> _The exercise_
Which lines hold the word "objetos"? Show each of them.

─── Exercise inputs

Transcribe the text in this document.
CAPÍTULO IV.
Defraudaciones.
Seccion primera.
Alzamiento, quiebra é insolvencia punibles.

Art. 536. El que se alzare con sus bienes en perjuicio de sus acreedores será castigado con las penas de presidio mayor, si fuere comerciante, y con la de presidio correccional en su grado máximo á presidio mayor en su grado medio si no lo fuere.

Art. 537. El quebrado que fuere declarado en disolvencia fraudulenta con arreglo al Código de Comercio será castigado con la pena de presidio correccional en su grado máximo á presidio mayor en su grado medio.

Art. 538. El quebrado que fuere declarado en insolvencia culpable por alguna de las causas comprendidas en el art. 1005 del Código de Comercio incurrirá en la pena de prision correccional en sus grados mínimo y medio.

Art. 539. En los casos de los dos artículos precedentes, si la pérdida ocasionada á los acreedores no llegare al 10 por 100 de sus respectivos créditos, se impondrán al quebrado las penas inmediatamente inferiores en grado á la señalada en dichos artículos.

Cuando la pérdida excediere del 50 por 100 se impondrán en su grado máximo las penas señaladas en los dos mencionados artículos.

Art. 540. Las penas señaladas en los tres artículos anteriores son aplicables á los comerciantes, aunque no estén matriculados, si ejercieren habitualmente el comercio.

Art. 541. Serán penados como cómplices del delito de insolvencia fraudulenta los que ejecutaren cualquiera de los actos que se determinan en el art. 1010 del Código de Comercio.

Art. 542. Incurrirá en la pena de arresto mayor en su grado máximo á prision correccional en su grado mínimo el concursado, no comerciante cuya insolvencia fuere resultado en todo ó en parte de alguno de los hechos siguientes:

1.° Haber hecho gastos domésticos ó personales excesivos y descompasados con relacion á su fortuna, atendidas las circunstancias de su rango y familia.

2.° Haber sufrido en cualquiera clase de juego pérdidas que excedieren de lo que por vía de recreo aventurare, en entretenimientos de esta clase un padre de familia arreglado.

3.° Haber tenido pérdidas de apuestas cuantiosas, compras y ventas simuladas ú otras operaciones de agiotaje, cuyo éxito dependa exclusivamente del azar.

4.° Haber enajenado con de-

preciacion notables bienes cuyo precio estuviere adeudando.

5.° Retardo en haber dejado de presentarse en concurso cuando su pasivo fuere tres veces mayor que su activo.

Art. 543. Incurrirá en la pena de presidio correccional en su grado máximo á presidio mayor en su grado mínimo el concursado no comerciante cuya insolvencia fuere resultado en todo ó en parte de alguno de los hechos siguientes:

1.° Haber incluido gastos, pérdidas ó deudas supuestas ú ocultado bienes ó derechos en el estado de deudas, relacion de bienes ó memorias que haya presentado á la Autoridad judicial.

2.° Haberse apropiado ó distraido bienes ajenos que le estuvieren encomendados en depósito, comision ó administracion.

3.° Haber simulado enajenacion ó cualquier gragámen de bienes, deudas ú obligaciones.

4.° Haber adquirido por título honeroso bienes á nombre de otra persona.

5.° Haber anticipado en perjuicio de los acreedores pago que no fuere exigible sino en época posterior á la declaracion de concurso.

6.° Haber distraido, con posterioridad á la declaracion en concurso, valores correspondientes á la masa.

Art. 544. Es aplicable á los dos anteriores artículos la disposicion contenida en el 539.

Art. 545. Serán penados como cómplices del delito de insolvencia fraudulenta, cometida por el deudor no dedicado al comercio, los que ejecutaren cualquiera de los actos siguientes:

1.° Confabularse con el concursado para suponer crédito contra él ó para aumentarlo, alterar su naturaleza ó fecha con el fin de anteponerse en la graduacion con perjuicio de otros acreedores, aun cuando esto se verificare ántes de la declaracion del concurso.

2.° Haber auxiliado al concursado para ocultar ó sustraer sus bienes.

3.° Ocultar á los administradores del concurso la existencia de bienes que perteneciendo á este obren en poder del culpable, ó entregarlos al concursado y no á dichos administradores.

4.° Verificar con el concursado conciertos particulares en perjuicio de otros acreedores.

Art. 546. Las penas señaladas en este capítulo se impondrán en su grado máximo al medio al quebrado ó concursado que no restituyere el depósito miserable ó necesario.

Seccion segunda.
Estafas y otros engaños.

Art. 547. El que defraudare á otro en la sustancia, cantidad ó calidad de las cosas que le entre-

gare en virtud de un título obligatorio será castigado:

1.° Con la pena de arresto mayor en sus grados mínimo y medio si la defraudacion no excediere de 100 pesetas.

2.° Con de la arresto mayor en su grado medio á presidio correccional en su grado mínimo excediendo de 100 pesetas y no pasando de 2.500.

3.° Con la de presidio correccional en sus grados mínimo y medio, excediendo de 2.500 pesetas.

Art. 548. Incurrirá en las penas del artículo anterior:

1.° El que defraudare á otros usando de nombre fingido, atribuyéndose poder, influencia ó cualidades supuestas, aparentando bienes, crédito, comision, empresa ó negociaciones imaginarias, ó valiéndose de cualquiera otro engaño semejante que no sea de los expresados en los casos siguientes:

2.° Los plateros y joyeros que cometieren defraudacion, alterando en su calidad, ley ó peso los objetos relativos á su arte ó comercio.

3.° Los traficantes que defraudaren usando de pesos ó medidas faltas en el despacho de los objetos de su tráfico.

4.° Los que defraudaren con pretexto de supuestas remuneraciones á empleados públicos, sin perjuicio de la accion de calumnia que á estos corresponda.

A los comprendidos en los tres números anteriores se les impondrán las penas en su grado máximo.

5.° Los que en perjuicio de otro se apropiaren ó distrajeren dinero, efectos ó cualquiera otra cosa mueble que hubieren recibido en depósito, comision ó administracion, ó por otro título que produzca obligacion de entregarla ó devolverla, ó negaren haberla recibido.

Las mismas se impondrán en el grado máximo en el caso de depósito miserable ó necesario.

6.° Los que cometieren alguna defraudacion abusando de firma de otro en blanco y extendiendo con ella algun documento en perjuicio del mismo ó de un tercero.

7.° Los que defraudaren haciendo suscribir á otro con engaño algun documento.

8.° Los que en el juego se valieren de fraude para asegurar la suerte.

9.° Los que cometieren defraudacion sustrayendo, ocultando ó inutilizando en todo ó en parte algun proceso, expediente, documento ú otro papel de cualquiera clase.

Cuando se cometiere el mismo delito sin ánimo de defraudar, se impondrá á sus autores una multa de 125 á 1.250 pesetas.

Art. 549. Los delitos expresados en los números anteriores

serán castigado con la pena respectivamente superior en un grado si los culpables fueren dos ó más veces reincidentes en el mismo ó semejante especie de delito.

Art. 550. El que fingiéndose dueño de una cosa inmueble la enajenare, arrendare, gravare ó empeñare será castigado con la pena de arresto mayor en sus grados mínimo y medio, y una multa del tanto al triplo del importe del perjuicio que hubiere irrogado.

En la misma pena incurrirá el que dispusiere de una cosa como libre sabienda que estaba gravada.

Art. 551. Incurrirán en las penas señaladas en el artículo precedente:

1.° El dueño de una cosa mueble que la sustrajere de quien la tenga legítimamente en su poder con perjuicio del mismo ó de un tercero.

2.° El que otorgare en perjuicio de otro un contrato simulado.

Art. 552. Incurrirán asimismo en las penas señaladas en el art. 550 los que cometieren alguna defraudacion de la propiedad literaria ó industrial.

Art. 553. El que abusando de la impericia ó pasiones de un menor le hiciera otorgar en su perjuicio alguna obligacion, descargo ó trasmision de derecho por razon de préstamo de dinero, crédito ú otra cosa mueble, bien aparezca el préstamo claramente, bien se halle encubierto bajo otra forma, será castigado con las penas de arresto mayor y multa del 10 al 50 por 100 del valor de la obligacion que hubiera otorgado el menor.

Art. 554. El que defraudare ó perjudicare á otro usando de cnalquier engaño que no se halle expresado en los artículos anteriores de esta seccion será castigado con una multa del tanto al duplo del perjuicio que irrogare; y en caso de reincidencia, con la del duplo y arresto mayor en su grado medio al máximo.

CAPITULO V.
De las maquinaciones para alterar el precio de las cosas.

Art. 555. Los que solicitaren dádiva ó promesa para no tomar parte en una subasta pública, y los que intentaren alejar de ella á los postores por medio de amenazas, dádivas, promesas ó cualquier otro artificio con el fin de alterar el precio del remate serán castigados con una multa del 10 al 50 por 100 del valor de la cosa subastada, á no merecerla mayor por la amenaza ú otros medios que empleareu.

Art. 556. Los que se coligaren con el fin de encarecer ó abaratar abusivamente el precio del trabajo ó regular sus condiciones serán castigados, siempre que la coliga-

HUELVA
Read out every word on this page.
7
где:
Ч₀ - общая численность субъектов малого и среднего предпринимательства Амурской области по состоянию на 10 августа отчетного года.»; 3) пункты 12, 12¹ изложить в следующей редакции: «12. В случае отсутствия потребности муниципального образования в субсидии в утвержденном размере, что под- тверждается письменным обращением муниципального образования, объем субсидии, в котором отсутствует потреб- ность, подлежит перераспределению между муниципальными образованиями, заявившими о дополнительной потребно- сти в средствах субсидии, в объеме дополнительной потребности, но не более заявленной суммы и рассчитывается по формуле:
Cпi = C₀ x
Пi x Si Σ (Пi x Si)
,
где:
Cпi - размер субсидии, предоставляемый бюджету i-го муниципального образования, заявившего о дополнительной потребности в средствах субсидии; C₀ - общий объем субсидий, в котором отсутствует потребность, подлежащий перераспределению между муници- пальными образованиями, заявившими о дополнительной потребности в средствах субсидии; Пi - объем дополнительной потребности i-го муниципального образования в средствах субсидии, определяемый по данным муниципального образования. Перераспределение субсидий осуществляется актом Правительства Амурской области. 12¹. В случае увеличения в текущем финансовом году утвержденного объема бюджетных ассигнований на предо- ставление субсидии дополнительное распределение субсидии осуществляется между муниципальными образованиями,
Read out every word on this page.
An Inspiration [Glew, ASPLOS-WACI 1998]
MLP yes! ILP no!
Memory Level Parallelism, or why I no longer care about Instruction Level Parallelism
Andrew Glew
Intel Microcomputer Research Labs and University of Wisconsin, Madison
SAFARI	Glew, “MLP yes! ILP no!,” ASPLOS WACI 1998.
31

──────

> _Task output_
2.° Los plateros y joyeros que cometieren defraudacion, alterando en su calidad, ley ó peso los objetos relativos á su arte ó comercio.
3.° Los traficantes que defraudaren usando de pesos ó medidas faltas en el despacho de los objetos de su tráfico.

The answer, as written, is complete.